• WRITTEN REQUEST:
Filter this data down to the lines that hold "state", and copy them.

• TASK DATA:
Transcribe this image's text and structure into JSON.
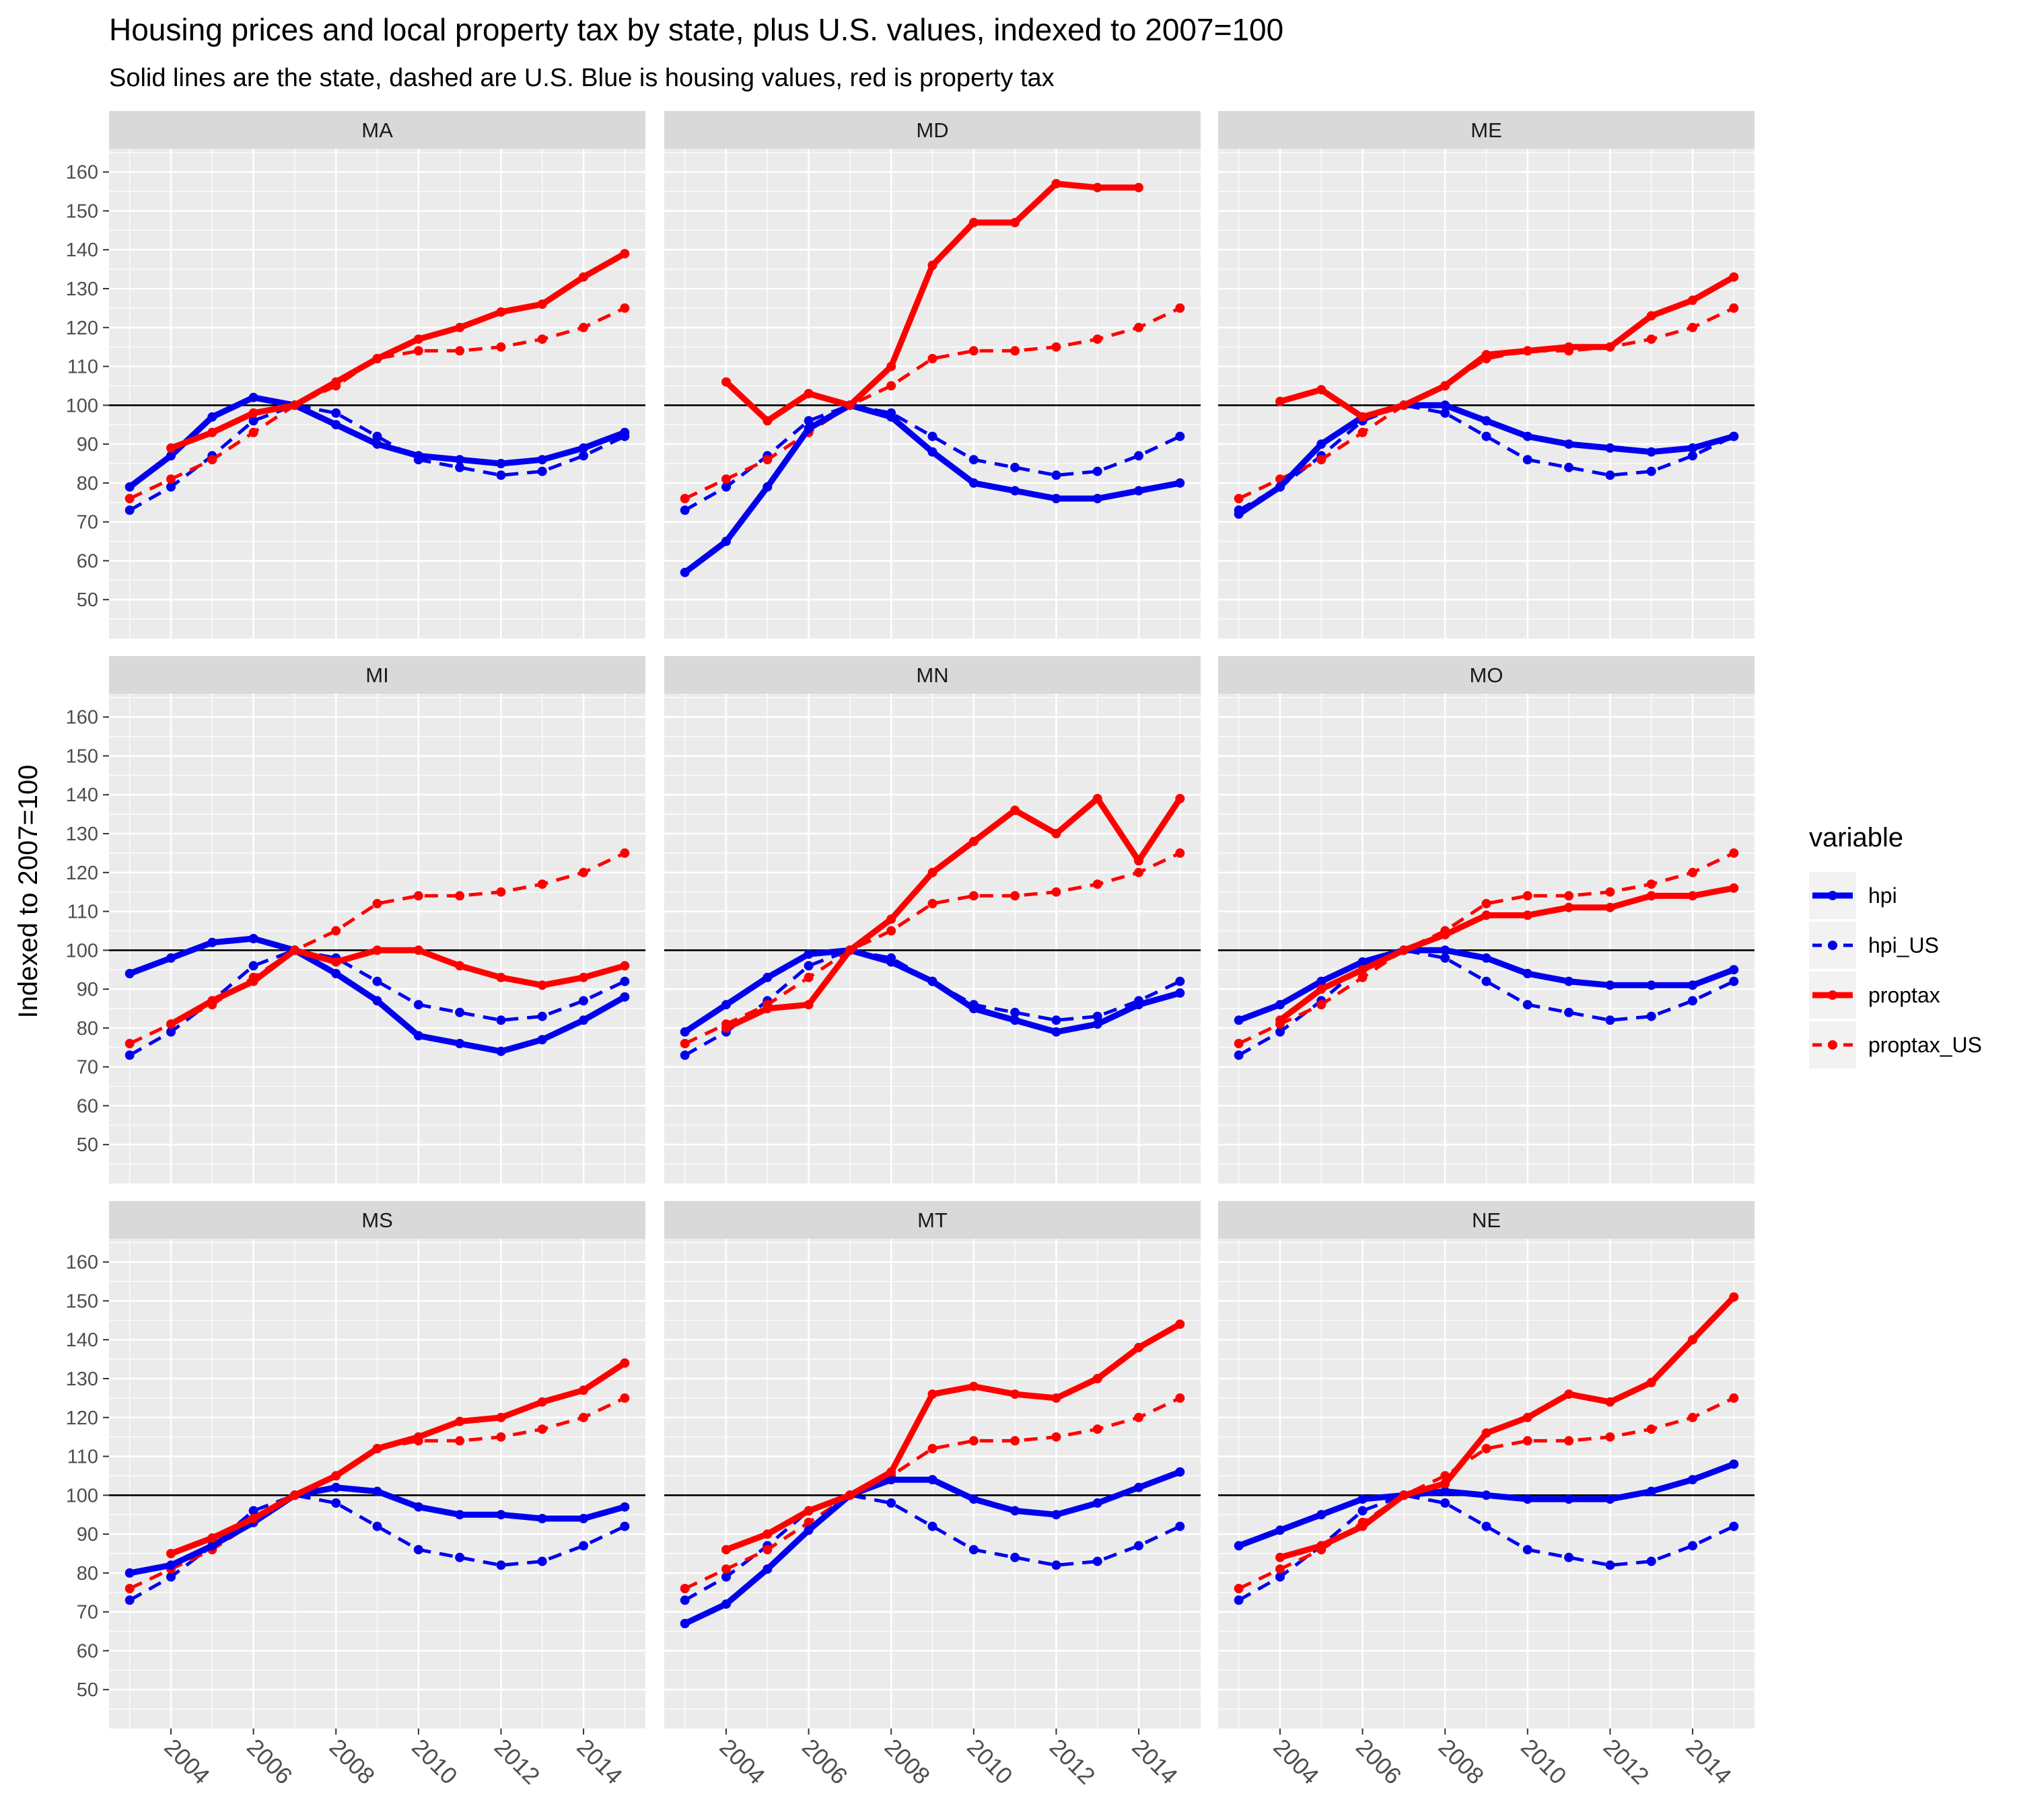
{
  "chart_data": {
    "type": "line",
    "title": "Housing prices and local property tax by state, plus U.S. values, indexed to 2007=100",
    "subtitle": "Solid lines are the state, dashed are U.S. Blue is housing values, red is property tax",
    "ylabel": "Indexed to 2007=100",
    "xlabel": "",
    "x": [
      2003,
      2004,
      2005,
      2006,
      2007,
      2008,
      2009,
      2010,
      2011,
      2012,
      2013,
      2014,
      2015
    ],
    "x_ticks": [
      "2004",
      "2006",
      "2008",
      "2010",
      "2012",
      "2014"
    ],
    "y_ticks": [
      "50",
      "60",
      "70",
      "80",
      "90",
      "100",
      "110",
      "120",
      "130",
      "140",
      "150",
      "160"
    ],
    "xlim": [
      2002.5,
      2015.5
    ],
    "ylim": [
      40,
      166
    ],
    "reference_line": 100,
    "grid": true,
    "legend": {
      "title": "variable",
      "position": "right",
      "entries": [
        "hpi",
        "hpi_US",
        "proptax",
        "proptax_US"
      ]
    },
    "colors": {
      "hpi": "#0000ee",
      "proptax": "#ff0000",
      "panel_bg": "#ebebeb",
      "strip_bg": "#d9d9d9",
      "grid": "#ffffff"
    },
    "us_series": {
      "hpi_US": [
        73,
        79,
        87,
        96,
        100,
        98,
        92,
        86,
        84,
        82,
        83,
        87,
        92
      ],
      "proptax_US": [
        76,
        81,
        86,
        93,
        100,
        105,
        112,
        114,
        114,
        115,
        117,
        120,
        125
      ]
    },
    "panels": [
      {
        "state": "MA",
        "hpi": [
          79,
          87,
          97,
          102,
          100,
          95,
          90,
          87,
          86,
          85,
          86,
          89,
          93
        ],
        "proptax": [
          null,
          89,
          93,
          98,
          100,
          106,
          112,
          117,
          120,
          124,
          126,
          133,
          139
        ]
      },
      {
        "state": "MD",
        "hpi": [
          57,
          65,
          79,
          94,
          100,
          97,
          88,
          80,
          78,
          76,
          76,
          78,
          80
        ],
        "proptax": [
          null,
          106,
          96,
          103,
          100,
          110,
          136,
          147,
          147,
          157,
          156,
          156,
          null
        ]
      },
      {
        "state": "ME",
        "hpi": [
          72,
          79,
          90,
          97,
          100,
          100,
          96,
          92,
          90,
          89,
          88,
          89,
          92
        ],
        "proptax": [
          null,
          101,
          104,
          97,
          100,
          105,
          113,
          114,
          115,
          115,
          123,
          127,
          133
        ]
      },
      {
        "state": "MI",
        "hpi": [
          94,
          98,
          102,
          103,
          100,
          94,
          87,
          78,
          76,
          74,
          77,
          82,
          88
        ],
        "proptax": [
          null,
          81,
          87,
          92,
          100,
          97,
          100,
          100,
          96,
          93,
          91,
          93,
          96
        ]
      },
      {
        "state": "MN",
        "hpi": [
          79,
          86,
          93,
          99,
          100,
          97,
          92,
          85,
          82,
          79,
          81,
          86,
          89
        ],
        "proptax": [
          null,
          80,
          85,
          86,
          100,
          108,
          120,
          128,
          136,
          130,
          139,
          123,
          139
        ]
      },
      {
        "state": "MO",
        "hpi": [
          82,
          86,
          92,
          97,
          100,
          100,
          98,
          94,
          92,
          91,
          91,
          91,
          95
        ],
        "proptax": [
          null,
          82,
          90,
          95,
          100,
          104,
          109,
          109,
          111,
          111,
          114,
          114,
          116
        ]
      },
      {
        "state": "MS",
        "hpi": [
          80,
          82,
          87,
          93,
          100,
          102,
          101,
          97,
          95,
          95,
          94,
          94,
          97
        ],
        "proptax": [
          null,
          85,
          89,
          94,
          100,
          105,
          112,
          115,
          119,
          120,
          124,
          127,
          134
        ]
      },
      {
        "state": "MT",
        "hpi": [
          67,
          72,
          81,
          91,
          100,
          104,
          104,
          99,
          96,
          95,
          98,
          102,
          106
        ],
        "proptax": [
          null,
          86,
          90,
          96,
          100,
          106,
          126,
          128,
          126,
          125,
          130,
          138,
          144
        ]
      },
      {
        "state": "NE",
        "hpi": [
          87,
          91,
          95,
          99,
          100,
          101,
          100,
          99,
          99,
          99,
          101,
          104,
          108
        ],
        "proptax": [
          null,
          84,
          87,
          92,
          100,
          103,
          116,
          120,
          126,
          124,
          129,
          140,
          151
        ]
      }
    ]
  }
}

• RESPONSE FOR THIS EXERCISE:
    "title": "Housing prices and local property tax by state, plus U.S. values, indexed to 2007=100",
    "subtitle": "Solid lines are the state, dashed are U.S. Blue is housing values, red is property tax",
        "state": "MA",
        "state": "MD",
        "state": "ME",
        "state": "MI",
        "state": "MN",
        "state": "MO",
        "state": "MS",
        "state": "MT",
        "state": "NE",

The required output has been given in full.